● What the task requires:
From the first line to the last, write out the records exactly, leaving out images.

*** Opening Data to process ***

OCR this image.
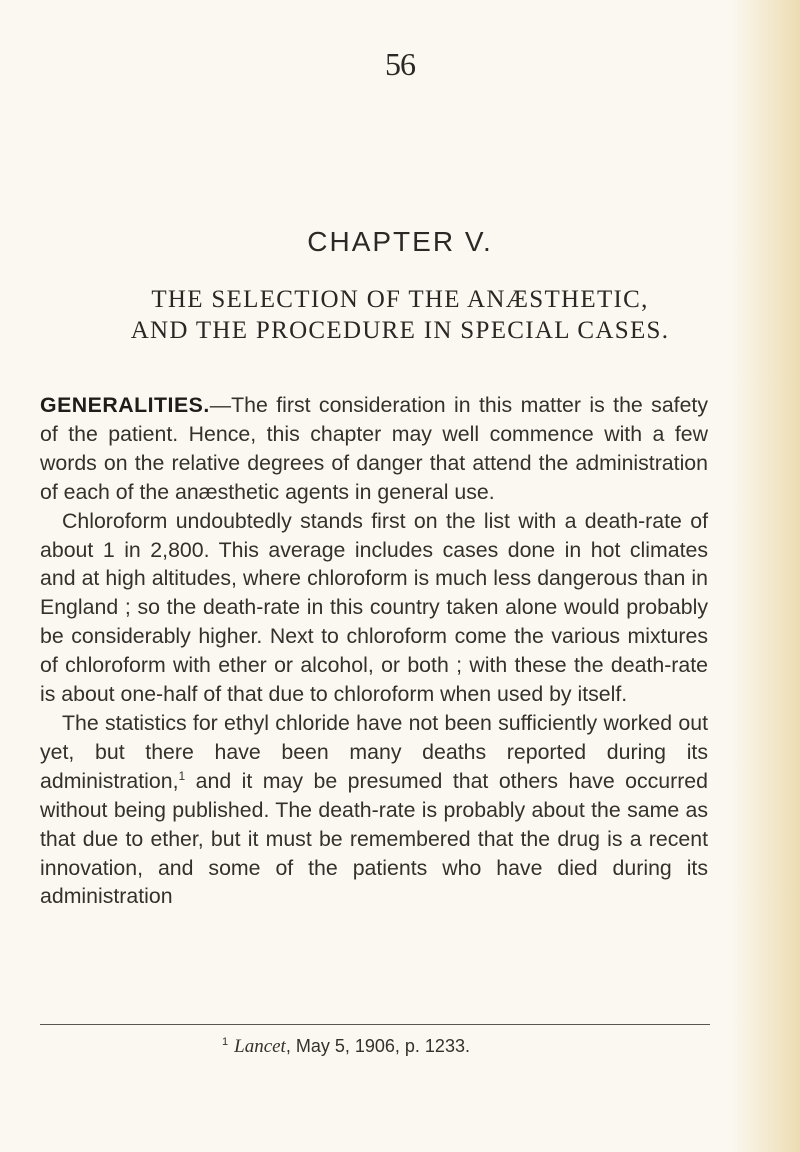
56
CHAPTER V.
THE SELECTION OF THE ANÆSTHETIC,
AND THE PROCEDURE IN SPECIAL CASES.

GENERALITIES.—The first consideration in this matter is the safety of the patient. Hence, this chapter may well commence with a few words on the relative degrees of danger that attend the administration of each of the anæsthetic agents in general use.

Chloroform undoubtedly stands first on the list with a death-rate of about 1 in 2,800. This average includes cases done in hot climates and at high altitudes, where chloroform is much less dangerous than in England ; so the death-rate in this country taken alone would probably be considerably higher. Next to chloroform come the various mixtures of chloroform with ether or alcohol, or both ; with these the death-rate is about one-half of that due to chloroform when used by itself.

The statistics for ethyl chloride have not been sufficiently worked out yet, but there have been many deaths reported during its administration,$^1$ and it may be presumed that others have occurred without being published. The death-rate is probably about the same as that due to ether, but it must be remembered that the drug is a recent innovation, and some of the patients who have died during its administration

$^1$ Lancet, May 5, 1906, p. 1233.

*** Closing Data to process ***

● Completed task:
OCR this image.
56
CHAPTER V.
THE SELECTION OF THE ANÆSTHETIC,
AND THE PROCEDURE IN SPECIAL CASES.

GENERALITIES.—The first consideration in this matter is the safety of the patient. Hence, this chapter may well commence with a few words on the relative degrees of danger that attend the administration of each of the anæsthetic agents in general use.

Chloroform undoubtedly stands first on the list with a death-rate of about 1 in 2,800. This average includes cases done in hot climates and at high altitudes, where chloroform is much less dangerous than in England ; so the death-rate in this country taken alone would probably be considerably higher. Next to chloroform come the various mixtures of chloroform with ether or alcohol, or both ; with these the death-rate is about one-half of that due to chloroform when used by itself.

The statistics for ethyl chloride have not been sufficiently worked out yet, but there have been many deaths reported during its administration,$^1$ and it may be presumed that others have occurred without being published. The death-rate is probably about the same as that due to ether, but it must be remembered that the drug is a recent innovation, and some of the patients who have died during its administration

$^1$ Lancet, May 5, 1906, p. 1233.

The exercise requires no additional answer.